*Task inputs*
-- begin --
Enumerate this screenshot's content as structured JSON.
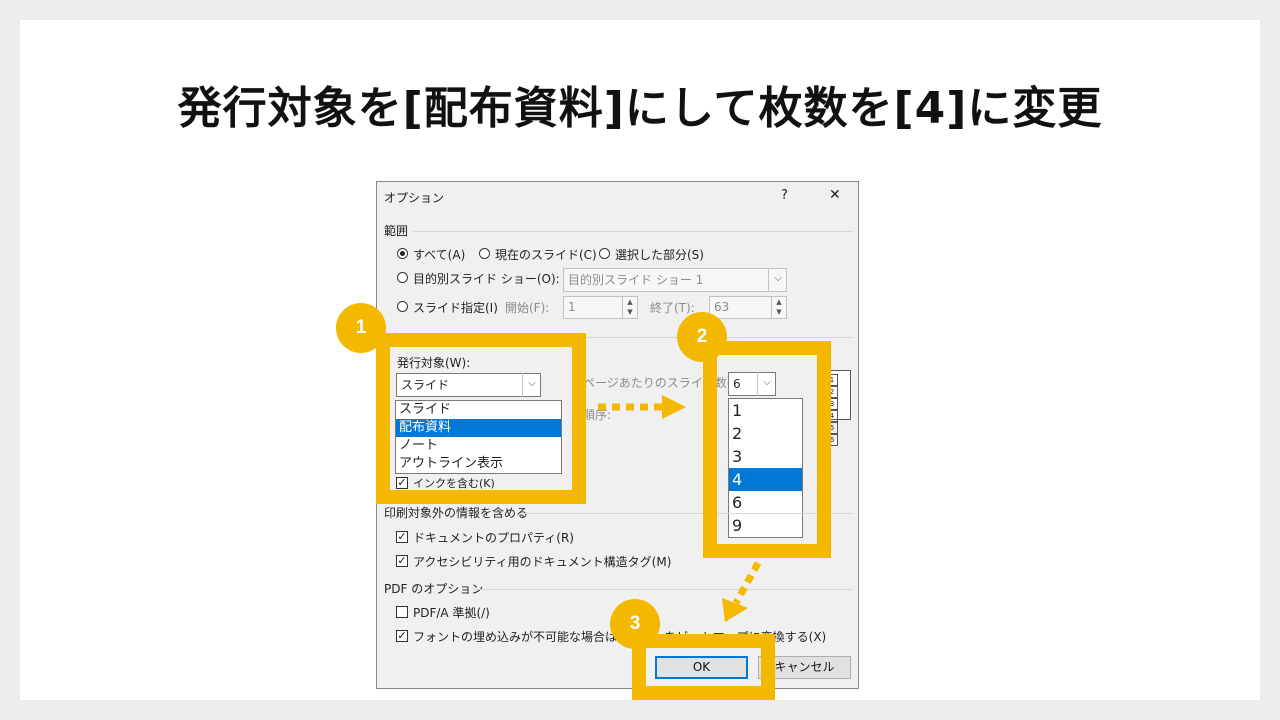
{
  "page": {
    "heading": "発行対象を[配布資料]にして枚数を[4]に変更"
  },
  "dialog": {
    "title": "オプション",
    "help_label": "?",
    "close_label": "✕",
    "range": {
      "group_label": "範囲",
      "all_label": "すべて(A)",
      "current_slide_label": "現在のスライド(C)",
      "selection_label": "選択した部分(S)",
      "custom_show_label": "目的別スライド ショー(O):",
      "custom_show_value": "目的別スライド ショー 1",
      "slides_label": "スライド指定(I)",
      "from_label": "開始(F):",
      "from_value": "1",
      "to_label": "終了(T):",
      "to_value": "63"
    },
    "publish": {
      "label": "発行対象(W):",
      "value": "スライド",
      "options": [
        "スライド",
        "配布資料",
        "ノート",
        "アウトライン表示"
      ],
      "selected": "配布資料",
      "ink_label": "インクを含む(K)"
    },
    "handout": {
      "per_page_label": "ページあたりのスライド数(L):",
      "per_page_value": "6",
      "per_page_options": [
        "1",
        "2",
        "3",
        "4",
        "6",
        "9"
      ],
      "selected": "4",
      "order_label": "順序:",
      "layout_glyphs": [
        "1",
        "2",
        "3",
        "4",
        "5",
        "6"
      ]
    },
    "nonprint": {
      "group_label": "印刷対象外の情報を含める",
      "doc_props_label": "ドキュメントのプロパティ(R)",
      "access_tags_label": "アクセシビリティ用のドキュメント構造タグ(M)"
    },
    "pdf": {
      "group_label": "PDF のオプション",
      "pdfa_label": "PDF/A 準拠(/)",
      "bitmap_label": "フォントの埋め込みが不可能な場合はテキストをビットマップに変換する(X)"
    },
    "buttons": {
      "ok": "OK",
      "cancel": "キャンセル"
    }
  },
  "annotations": {
    "step1": "1",
    "step2": "2",
    "step3": "3",
    "accent_color": "#f5b800"
  }
}
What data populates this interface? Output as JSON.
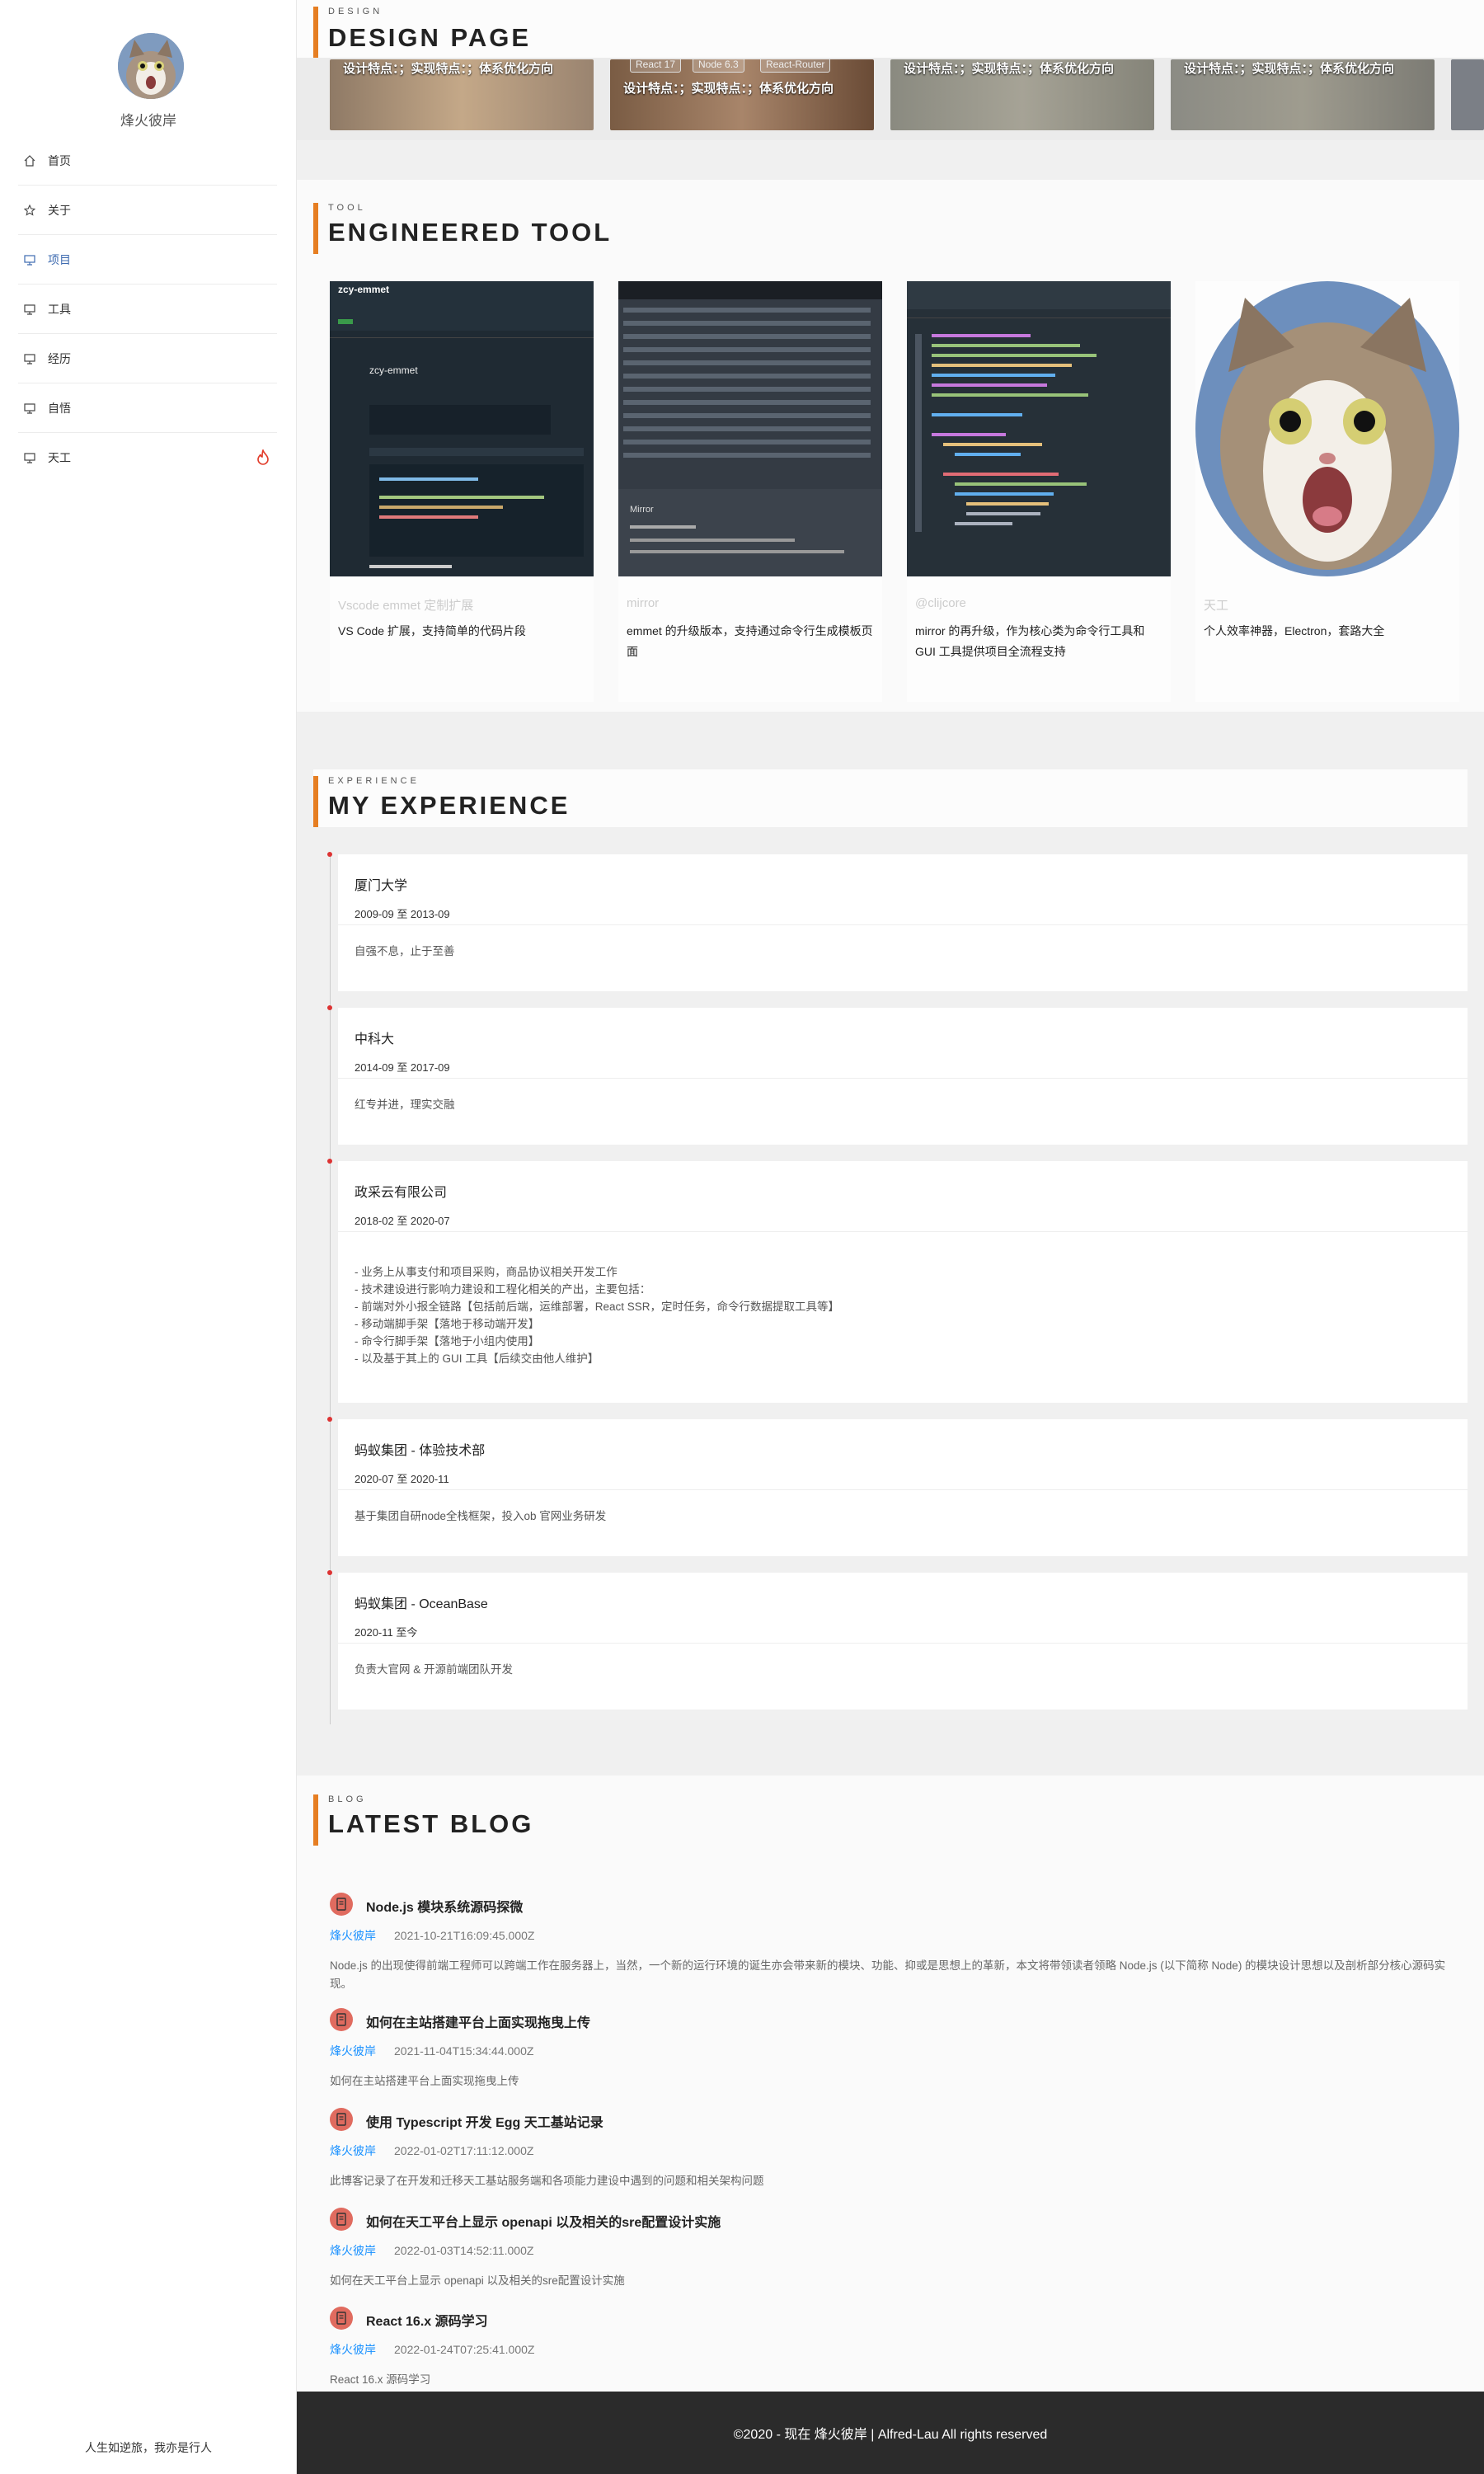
{
  "sidebar": {
    "author": "烽火彼岸",
    "nav": [
      {
        "label": "首页",
        "icon": "home-icon"
      },
      {
        "label": "关于",
        "icon": "star-icon"
      },
      {
        "label": "项目",
        "icon": "monitor-icon",
        "active": true
      },
      {
        "label": "工具",
        "icon": "monitor-icon"
      },
      {
        "label": "经历",
        "icon": "monitor-icon"
      },
      {
        "label": "自悟",
        "icon": "monitor-icon"
      },
      {
        "label": "天工",
        "icon": "monitor-icon",
        "hot": true
      }
    ],
    "motto": "人生如逆旅，我亦是行人"
  },
  "design": {
    "small": "DESIGN",
    "big": "DESIGN PAGE",
    "card_text": "设计特点：；实现特点：；体系优化方向",
    "tags": [
      "React 17",
      "Node 6.3",
      "React-Router"
    ]
  },
  "tool": {
    "small": "TOOL",
    "big": "ENGINEERED TOOL",
    "cards": [
      {
        "name": "Vscode emmet 定制扩展",
        "desc": "VS Code 扩展，支持简单的代码片段",
        "shot": "zcy-emmet"
      },
      {
        "name": "mirror",
        "desc": "emmet 的升级版本，支持通过命令行生成模板页面",
        "shot": "Mirror"
      },
      {
        "name": "@clijcore",
        "desc": "mirror 的再升级，作为核心类为命令行工具和 GUI 工具提供项目全流程支持",
        "shot": "code"
      },
      {
        "name": "天工",
        "desc": "个人效率神器，Electron，套路大全",
        "shot": "cat"
      }
    ]
  },
  "experience": {
    "small": "EXPERIENCE",
    "big": "MY EXPERIENCE",
    "items": [
      {
        "title": "厦门大学",
        "date": "2009-09 至 2013-09",
        "body": "自强不息，止于至善"
      },
      {
        "title": "中科大",
        "date": "2014-09 至 2017-09",
        "body": "红专并进，理实交融"
      },
      {
        "title": "政采云有限公司",
        "date": "2018-02 至 2020-07",
        "body": "- 业务上从事支付和项目采购，商品协议相关开发工作\n- 技术建设进行影响力建设和工程化相关的产出，主要包括：\n- 前端对外小报全链路【包括前后端，运维部署，React SSR，定时任务，命令行数据提取工具等】\n- 移动端脚手架【落地于移动端开发】\n- 命令行脚手架【落地于小组内使用】\n- 以及基于其上的 GUI 工具【后续交由他人维护】"
      },
      {
        "title": "蚂蚁集团 - 体验技术部",
        "date": "2020-07 至 2020-11",
        "body": "基于集团自研node全栈框架，投入ob 官网业务研发"
      },
      {
        "title": "蚂蚁集团 - OceanBase",
        "date": "2020-11 至今",
        "body": "负责大官网 & 开源前端团队开发"
      }
    ]
  },
  "blog": {
    "small": "BLOG",
    "big": "LATEST BLOG",
    "posts": [
      {
        "title": "Node.js 模块系统源码探微",
        "author": "烽火彼岸",
        "date": "2021-10-21T16:09:45.000Z",
        "summary": "Node.js 的出现使得前端工程师可以跨端工作在服务器上，当然，一个新的运行环境的诞生亦会带来新的模块、功能、抑或是思想上的革新，本文将带领读者领略 Node.js (以下简称 Node) 的模块设计思想以及剖析部分核心源码实现。"
      },
      {
        "title": "如何在主站搭建平台上面实现拖曳上传",
        "author": "烽火彼岸",
        "date": "2021-11-04T15:34:44.000Z",
        "summary": "如何在主站搭建平台上面实现拖曳上传"
      },
      {
        "title": "使用 Typescript 开发 Egg 天工基站记录",
        "author": "烽火彼岸",
        "date": "2022-01-02T17:11:12.000Z",
        "summary": "此博客记录了在开发和迁移天工基站服务端和各项能力建设中遇到的问题和相关架构问题"
      },
      {
        "title": "如何在天工平台上显示 openapi 以及相关的sre配置设计实施",
        "author": "烽火彼岸",
        "date": "2022-01-03T14:52:11.000Z",
        "summary": "如何在天工平台上显示 openapi 以及相关的sre配置设计实施"
      },
      {
        "title": "React 16.x 源码学习",
        "author": "烽火彼岸",
        "date": "2022-01-24T07:25:41.000Z",
        "summary": "React 16.x 源码学习"
      }
    ]
  },
  "footer": "©2020 - 现在 烽火彼岸 | Alfred-Lau All rights reserved"
}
-- end --
Each record must be quoted in full and exactly. Do not include the pictures.

Enumerate this screenshot's content as structured JSON.
{
  "page": {
    "heading": "発行対象を[配布資料]にして枚数を[4]に変更"
  },
  "dialog": {
    "title": "オプション",
    "help_label": "?",
    "close_label": "✕",
    "range": {
      "group_label": "範囲",
      "all_label": "すべて(A)",
      "current_slide_label": "現在のスライド(C)",
      "selection_label": "選択した部分(S)",
      "custom_show_label": "目的別スライド ショー(O):",
      "custom_show_value": "目的別スライド ショー 1",
      "slides_label": "スライド指定(I)",
      "from_label": "開始(F):",
      "from_value": "1",
      "to_label": "終了(T):",
      "to_value": "63"
    },
    "publish": {
      "label": "発行対象(W):",
      "value": "スライド",
      "options": [
        "スライド",
        "配布資料",
        "ノート",
        "アウトライン表示"
      ],
      "selected": "配布資料",
      "ink_label": "インクを含む(K)"
    },
    "handout": {
      "per_page_label": "ページあたりのスライド数(L):",
      "per_page_value": "6",
      "per_page_options": [
        "1",
        "2",
        "3",
        "4",
        "6",
        "9"
      ],
      "selected": "4",
      "order_label": "順序:",
      "layout_glyphs": [
        "1",
        "2",
        "3",
        "4",
        "5",
        "6"
      ]
    },
    "nonprint": {
      "group_label": "印刷対象外の情報を含める",
      "doc_props_label": "ドキュメントのプロパティ(R)",
      "access_tags_label": "アクセシビリティ用のドキュメント構造タグ(M)"
    },
    "pdf": {
      "group_label": "PDF のオプション",
      "pdfa_label": "PDF/A 準拠(/)",
      "bitmap_label": "フォントの埋め込みが不可能な場合はテキストをビットマップに変換する(X)"
    },
    "buttons": {
      "ok": "OK",
      "cancel": "キャンセル"
    }
  },
  "annotations": {
    "step1": "1",
    "step2": "2",
    "step3": "3",
    "accent_color": "#f5b800"
  }
}
What data populates this interface? Output as JSON.
{
  "sidebar": {
    "author": "烽火彼岸",
    "nav": [
      {
        "label": "首页",
        "icon": "home-icon"
      },
      {
        "label": "关于",
        "icon": "star-icon"
      },
      {
        "label": "项目",
        "icon": "monitor-icon",
        "active": true
      },
      {
        "label": "工具",
        "icon": "monitor-icon"
      },
      {
        "label": "经历",
        "icon": "monitor-icon"
      },
      {
        "label": "自悟",
        "icon": "monitor-icon"
      },
      {
        "label": "天工",
        "icon": "monitor-icon",
        "hot": true
      }
    ],
    "motto": "人生如逆旅，我亦是行人"
  },
  "design": {
    "small": "DESIGN",
    "big": "DESIGN PAGE",
    "card_text": "设计特点：；实现特点：；体系优化方向",
    "tags": [
      "React 17",
      "Node 6.3",
      "React-Router"
    ]
  },
  "tool": {
    "small": "TOOL",
    "big": "ENGINEERED TOOL",
    "cards": [
      {
        "name": "Vscode emmet 定制扩展",
        "desc": "VS Code 扩展，支持简单的代码片段",
        "shot": "zcy-emmet"
      },
      {
        "name": "mirror",
        "desc": "emmet 的升级版本，支持通过命令行生成模板页面",
        "shot": "Mirror"
      },
      {
        "name": "@clijcore",
        "desc": "mirror 的再升级，作为核心类为命令行工具和 GUI 工具提供项目全流程支持",
        "shot": "code"
      },
      {
        "name": "天工",
        "desc": "个人效率神器，Electron，套路大全",
        "shot": "cat"
      }
    ]
  },
  "experience": {
    "small": "EXPERIENCE",
    "big": "MY EXPERIENCE",
    "items": [
      {
        "title": "厦门大学",
        "date": "2009-09 至 2013-09",
        "body": "自强不息，止于至善"
      },
      {
        "title": "中科大",
        "date": "2014-09 至 2017-09",
        "body": "红专并进，理实交融"
      },
      {
        "title": "政采云有限公司",
        "date": "2018-02 至 2020-07",
        "body": "- 业务上从事支付和项目采购，商品协议相关开发工作\n- 技术建设进行影响力建设和工程化相关的产出，主要包括：\n- 前端对外小报全链路【包括前后端，运维部署，React SSR，定时任务，命令行数据提取工具等】\n- 移动端脚手架【落地于移动端开发】\n- 命令行脚手架【落地于小组内使用】\n- 以及基于其上的 GUI 工具【后续交由他人维护】"
      },
      {
        "title": "蚂蚁集团 - 体验技术部",
        "date": "2020-07 至 2020-11",
        "body": "基于集团自研node全栈框架，投入ob 官网业务研发"
      },
      {
        "title": "蚂蚁集团 - OceanBase",
        "date": "2020-11 至今",
        "body": "负责大官网 & 开源前端团队开发"
      }
    ]
  },
  "blog": {
    "small": "BLOG",
    "big": "LATEST BLOG",
    "posts": [
      {
        "title": "Node.js 模块系统源码探微",
        "author": "烽火彼岸",
        "date": "2021-10-21T16:09:45.000Z",
        "summary": "Node.js 的出现使得前端工程师可以跨端工作在服务器上，当然，一个新的运行环境的诞生亦会带来新的模块、功能、抑或是思想上的革新，本文将带领读者领略 Node.js (以下简称 Node) 的模块设计思想以及剖析部分核心源码实现。"
      },
      {
        "title": "如何在主站搭建平台上面实现拖曳上传",
        "author": "烽火彼岸",
        "date": "2021-11-04T15:34:44.000Z",
        "summary": "如何在主站搭建平台上面实现拖曳上传"
      },
      {
        "title": "使用 Typescript 开发 Egg 天工基站记录",
        "author": "烽火彼岸",
        "date": "2022-01-02T17:11:12.000Z",
        "summary": "此博客记录了在开发和迁移天工基站服务端和各项能力建设中遇到的问题和相关架构问题"
      },
      {
        "title": "如何在天工平台上显示 openapi 以及相关的sre配置设计实施",
        "author": "烽火彼岸",
        "date": "2022-01-03T14:52:11.000Z",
        "summary": "如何在天工平台上显示 openapi 以及相关的sre配置设计实施"
      },
      {
        "title": "React 16.x 源码学习",
        "author": "烽火彼岸",
        "date": "2022-01-24T07:25:41.000Z",
        "summary": "React 16.x 源码学习"
      }
    ]
  },
  "footer": "©2020 - 现在 烽火彼岸 | Alfred-Lau All rights reserved"
}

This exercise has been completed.